L’autre fils de Sobhi vend maintenant des sandwiches devant une université locale. Les biens de cette famille de la classe moyenne-supérieurs ont été détruits dans la guerre, mais ils sont sains et saufs à Tartous, déclare Sobhi.
« Nous devons être comme une seule main, » dit-il assis à côté de son épouse sur un mince matelas posé sur le sol, l’unique mobilier de l’appartement. Un grand portrait de son fils tué en uniforme de l’armée et un autre faisant l’éloge d’Assad sont fixés au mur.
Parmi les déplacés, figurent des commerçants sunnites d’Alep, qui était le poumon économique du pays. Certains ont ré-ouvert leurs entreprises à Tartous mais à une échelle réduite.
Mohammed Jallad, un fabricant de fours, a fui quand les combats se sont intensifiés dans son quartier à Alep. Sa maison et son entreprise ont été détruites dans les bombardements.
Un prêt lui a permis de rouvrir une affaire à Tartous, partageant un espace d’activité industrielle avec quatre autres Aleppins. Il dort dans un coin au-dessus de ses fours pour économiser de l’argent.

## Consigne
Poursuivez l’extrait sur les déplacés à Tartous à partir de sa dernière phrase. Les données forment un matériau distinct de l’extrait sur les déplacés à Tartous.

## Données sources
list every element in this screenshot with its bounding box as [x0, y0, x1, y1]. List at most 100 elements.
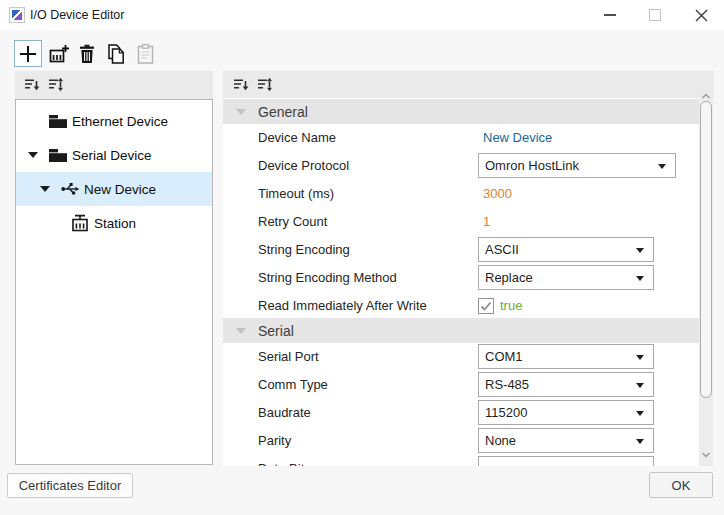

## Résultat
Le prix de location de son local commercial a triplé en deux ans avec l’augmentation de la demande par des personnes déplacées. Alors qu’il faisait travailler 15 ouvriers à Alep, il n’en emploie plus que deux.
Jallad dit qu’il ne veut pas fuir à l’étranger, par crainte de subir le sort des quelque 3 millions de réfugiés syriens qui vivent en majorité dans des conditions misérables.
« Je voulais travailler, alors où aurais-je pu aller ? La situation à l’étranger est humiliante, » dit-il.
En luttant pour s’en sortir, les Syriens se sont adaptés à la réalité.
Taghrid, brodeuse à Damas, dit avoir envoyé son fils en âge d’être incorporé dans l’armée en Égypte pour éviter la conscription, ce que beaucoup de familles ont fait.
« Puisse Dieu le protéger, » dit-elle devant la grande mosquée des Omeyyades à Damas. Elle n’a donné que son prénom par crainte de mettre son fils en danger.
Les services de l’État existent toujours, quoique de manière décousue. Les travailleurs touchent leurs salaires même si la monnaie locale se déprécie. Il y a toujours de l’électricité même si les coupures de courant sont la routine. Les soins restent gratuits quoique les habitants disent que l’attente est longue car des médecins abandonnent leur poste.
« Le gouvernement syrien tient et se cramponne à l’unité et à l’intégrité territoriale de la Syrie. Et c’est pour nous une affaire sacrée, » affirme la conseillère d’Assad Bouthaina Shaaban.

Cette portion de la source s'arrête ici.